Task: Reproduce the data in its entirety, exactly as supplied.

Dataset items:
####################
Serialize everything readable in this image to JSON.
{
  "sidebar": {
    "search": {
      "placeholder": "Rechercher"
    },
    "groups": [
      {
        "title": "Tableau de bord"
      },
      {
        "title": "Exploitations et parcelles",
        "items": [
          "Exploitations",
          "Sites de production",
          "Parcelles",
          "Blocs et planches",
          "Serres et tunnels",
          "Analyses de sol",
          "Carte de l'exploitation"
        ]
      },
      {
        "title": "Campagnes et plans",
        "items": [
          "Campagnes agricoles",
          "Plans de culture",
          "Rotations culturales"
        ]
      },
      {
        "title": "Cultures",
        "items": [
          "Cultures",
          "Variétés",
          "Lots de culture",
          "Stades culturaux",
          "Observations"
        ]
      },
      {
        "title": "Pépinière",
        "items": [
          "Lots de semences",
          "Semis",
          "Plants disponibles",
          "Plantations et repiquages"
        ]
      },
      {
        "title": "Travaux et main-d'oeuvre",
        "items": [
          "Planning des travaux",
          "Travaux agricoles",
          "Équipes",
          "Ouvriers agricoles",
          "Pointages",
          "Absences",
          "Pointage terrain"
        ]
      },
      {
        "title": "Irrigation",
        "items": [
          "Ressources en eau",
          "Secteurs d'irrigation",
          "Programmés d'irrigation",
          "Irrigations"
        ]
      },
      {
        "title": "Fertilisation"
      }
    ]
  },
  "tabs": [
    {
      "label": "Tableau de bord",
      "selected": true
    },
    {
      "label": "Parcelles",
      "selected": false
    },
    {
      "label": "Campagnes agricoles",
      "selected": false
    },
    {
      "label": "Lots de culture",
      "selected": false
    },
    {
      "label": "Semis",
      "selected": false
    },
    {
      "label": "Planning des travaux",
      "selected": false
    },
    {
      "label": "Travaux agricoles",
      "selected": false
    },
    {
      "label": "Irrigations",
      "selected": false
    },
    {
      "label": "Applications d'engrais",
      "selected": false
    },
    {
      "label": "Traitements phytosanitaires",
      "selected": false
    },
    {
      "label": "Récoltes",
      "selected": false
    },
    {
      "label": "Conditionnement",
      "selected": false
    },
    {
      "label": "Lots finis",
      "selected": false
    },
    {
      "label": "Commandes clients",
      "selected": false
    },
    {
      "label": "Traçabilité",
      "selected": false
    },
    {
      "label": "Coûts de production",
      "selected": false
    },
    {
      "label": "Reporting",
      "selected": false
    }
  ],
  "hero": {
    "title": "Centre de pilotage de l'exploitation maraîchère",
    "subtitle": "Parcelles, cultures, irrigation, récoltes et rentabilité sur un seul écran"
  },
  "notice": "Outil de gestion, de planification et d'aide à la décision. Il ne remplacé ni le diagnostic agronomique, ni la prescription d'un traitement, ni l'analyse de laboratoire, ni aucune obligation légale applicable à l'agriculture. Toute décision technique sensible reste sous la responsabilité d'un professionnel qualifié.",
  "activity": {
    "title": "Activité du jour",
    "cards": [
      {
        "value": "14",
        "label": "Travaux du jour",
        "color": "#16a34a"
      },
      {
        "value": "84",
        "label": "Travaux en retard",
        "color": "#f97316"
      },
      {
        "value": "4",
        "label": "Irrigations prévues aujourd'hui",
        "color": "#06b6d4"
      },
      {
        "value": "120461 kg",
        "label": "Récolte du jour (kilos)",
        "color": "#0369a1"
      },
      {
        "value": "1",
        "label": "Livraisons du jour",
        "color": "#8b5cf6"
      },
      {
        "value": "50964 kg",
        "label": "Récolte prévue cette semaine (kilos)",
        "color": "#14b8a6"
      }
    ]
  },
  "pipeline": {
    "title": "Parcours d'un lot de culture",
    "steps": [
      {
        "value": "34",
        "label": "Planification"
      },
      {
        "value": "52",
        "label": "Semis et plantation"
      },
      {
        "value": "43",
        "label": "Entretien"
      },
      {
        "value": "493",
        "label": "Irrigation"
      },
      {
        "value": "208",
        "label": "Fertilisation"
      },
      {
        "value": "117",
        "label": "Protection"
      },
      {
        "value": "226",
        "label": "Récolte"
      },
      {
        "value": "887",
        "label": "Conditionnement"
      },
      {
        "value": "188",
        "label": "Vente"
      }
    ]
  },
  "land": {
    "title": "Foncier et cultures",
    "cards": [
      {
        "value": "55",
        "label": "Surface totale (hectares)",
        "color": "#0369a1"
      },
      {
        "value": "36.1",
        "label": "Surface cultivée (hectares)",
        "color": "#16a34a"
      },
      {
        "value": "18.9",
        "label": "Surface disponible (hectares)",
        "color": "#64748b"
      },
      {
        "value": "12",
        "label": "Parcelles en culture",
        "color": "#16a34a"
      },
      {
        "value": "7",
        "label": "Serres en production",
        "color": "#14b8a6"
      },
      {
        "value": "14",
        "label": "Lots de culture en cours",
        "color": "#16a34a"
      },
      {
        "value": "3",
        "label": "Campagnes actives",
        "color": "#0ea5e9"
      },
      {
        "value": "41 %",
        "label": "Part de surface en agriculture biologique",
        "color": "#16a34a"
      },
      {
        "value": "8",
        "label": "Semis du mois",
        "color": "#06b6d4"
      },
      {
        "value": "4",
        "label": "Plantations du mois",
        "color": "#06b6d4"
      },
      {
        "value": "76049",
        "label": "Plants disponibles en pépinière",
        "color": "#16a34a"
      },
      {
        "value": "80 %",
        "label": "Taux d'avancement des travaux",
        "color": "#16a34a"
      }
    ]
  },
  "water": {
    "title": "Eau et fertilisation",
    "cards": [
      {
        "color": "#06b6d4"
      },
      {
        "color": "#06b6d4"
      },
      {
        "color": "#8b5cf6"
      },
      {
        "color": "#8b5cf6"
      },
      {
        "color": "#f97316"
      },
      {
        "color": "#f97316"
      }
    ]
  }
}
####################
Output below:
Serialize everything readable in this image to JSON.
{
  "sidebar": {
    "search": {
      "placeholder": "Rechercher"
    },
    "groups": [
      {
        "title": "Tableau de bord"
      },
      {
        "title": "Exploitations et parcelles",
        "items": [
          "Exploitations",
          "Sites de production",
          "Parcelles",
          "Blocs et planches",
          "Serres et tunnels",
          "Analyses de sol",
          "Carte de l'exploitation"
        ]
      },
      {
        "title": "Campagnes et plans",
        "items": [
          "Campagnes agricoles",
          "Plans de culture",
          "Rotations culturales"
        ]
      },
      {
        "title": "Cultures",
        "items": [
          "Cultures",
          "Variétés",
          "Lots de culture",
          "Stades culturaux",
          "Observations"
        ]
      },
      {
        "title": "Pépinière",
        "items": [
          "Lots de semences",
          "Semis",
          "Plants disponibles",
          "Plantations et repiquages"
        ]
      },
      {
        "title": "Travaux et main-d'oeuvre",
        "items": [
          "Planning des travaux",
          "Travaux agricoles",
          "Équipes",
          "Ouvriers agricoles",
          "Pointages",
          "Absences",
          "Pointage terrain"
        ]
      },
      {
        "title": "Irrigation",
        "items": [
          "Ressources en eau",
          "Secteurs d'irrigation",
          "Programmés d'irrigation",
          "Irrigations"
        ]
      },
      {
        "title": "Fertilisation"
      }
    ]
  },
  "tabs": [
    {
      "label": "Tableau de bord",
      "selected": true
    },
    {
      "label": "Parcelles",
      "selected": false
    },
    {
      "label": "Campagnes agricoles",
      "selected": false
    },
    {
      "label": "Lots de culture",
      "selected": false
    },
    {
      "label": "Semis",
      "selected": false
    },
    {
      "label": "Planning des travaux",
      "selected": false
    },
    {
      "label": "Travaux agricoles",
      "selected": false
    },
    {
      "label": "Irrigations",
      "selected": false
    },
    {
      "label": "Applications d'engrais",
      "selected": false
    },
    {
      "label": "Traitements phytosanitaires",
      "selected": false
    },
    {
      "label": "Récoltes",
      "selected": false
    },
    {
      "label": "Conditionnement",
      "selected": false
    },
    {
      "label": "Lots finis",
      "selected": false
    },
    {
      "label": "Commandes clients",
      "selected": false
    },
    {
      "label": "Traçabilité",
      "selected": false
    },
    {
      "label": "Coûts de production",
      "selected": false
    },
    {
      "label": "Reporting",
      "selected": false
    }
  ],
  "hero": {
    "title": "Centre de pilotage de l'exploitation maraîchère",
    "subtitle": "Parcelles, cultures, irrigation, récoltes et rentabilité sur un seul écran"
  },
  "notice": "Outil de gestion, de planification et d'aide à la décision. Il ne remplacé ni le diagnostic agronomique, ni la prescription d'un traitement, ni l'analyse de laboratoire, ni aucune obligation légale applicable à l'agriculture. Toute décision technique sensible reste sous la responsabilité d'un professionnel qualifié.",
  "activity": {
    "title": "Activité du jour",
    "cards": [
      {
        "value": "14",
        "label": "Travaux du jour",
        "color": "#16a34a"
      },
      {
        "value": "84",
        "label": "Travaux en retard",
        "color": "#f97316"
      },
      {
        "value": "4",
        "label": "Irrigations prévues aujourd'hui",
        "color": "#06b6d4"
      },
      {
        "value": "120461 kg",
        "label": "Récolte du jour (kilos)",
        "color": "#0369a1"
      },
      {
        "value": "1",
        "label": "Livraisons du jour",
        "color": "#8b5cf6"
      },
      {
        "value": "50964 kg",
        "label": "Récolte prévue cette semaine (kilos)",
        "color": "#14b8a6"
      }
    ]
  },
  "pipeline": {
    "title": "Parcours d'un lot de culture",
    "steps": [
      {
        "value": "34",
        "label": "Planification"
      },
      {
        "value": "52",
        "label": "Semis et plantation"
      },
      {
        "value": "43",
        "label": "Entretien"
      },
      {
        "value": "493",
        "label": "Irrigation"
      },
      {
        "value": "208",
        "label": "Fertilisation"
      },
      {
        "value": "117",
        "label": "Protection"
      },
      {
        "value": "226",
        "label": "Récolte"
      },
      {
        "value": "887",
        "label": "Conditionnement"
      },
      {
        "value": "188",
        "label": "Vente"
      }
    ]
  },
  "land": {
    "title": "Foncier et cultures",
    "cards": [
      {
        "value": "55",
        "label": "Surface totale (hectares)",
        "color": "#0369a1"
      },
      {
        "value": "36.1",
        "label": "Surface cultivée (hectares)",
        "color": "#16a34a"
      },
      {
        "value": "18.9",
        "label": "Surface disponible (hectares)",
        "color": "#64748b"
      },
      {
        "value": "12",
        "label": "Parcelles en culture",
        "color": "#16a34a"
      },
      {
        "value": "7",
        "label": "Serres en production",
        "color": "#14b8a6"
      },
      {
        "value": "14",
        "label": "Lots de culture en cours",
        "color": "#16a34a"
      },
      {
        "value": "3",
        "label": "Campagnes actives",
        "color": "#0ea5e9"
      },
      {
        "value": "41 %",
        "label": "Part de surface en agriculture biologique",
        "color": "#16a34a"
      },
      {
        "value": "8",
        "label": "Semis du mois",
        "color": "#06b6d4"
      },
      {
        "value": "4",
        "label": "Plantations du mois",
        "color": "#06b6d4"
      },
      {
        "value": "76049",
        "label": "Plants disponibles en pépinière",
        "color": "#16a34a"
      },
      {
        "value": "80 %",
        "label": "Taux d'avancement des travaux",
        "color": "#16a34a"
      }
    ]
  },
  "water": {
    "title": "Eau et fertilisation",
    "cards": [
      {
        "color": "#06b6d4"
      },
      {
        "color": "#06b6d4"
      },
      {
        "color": "#8b5cf6"
      },
      {
        "color": "#8b5cf6"
      },
      {
        "color": "#f97316"
      },
      {
        "color": "#f97316"
      }
    ]
  }
}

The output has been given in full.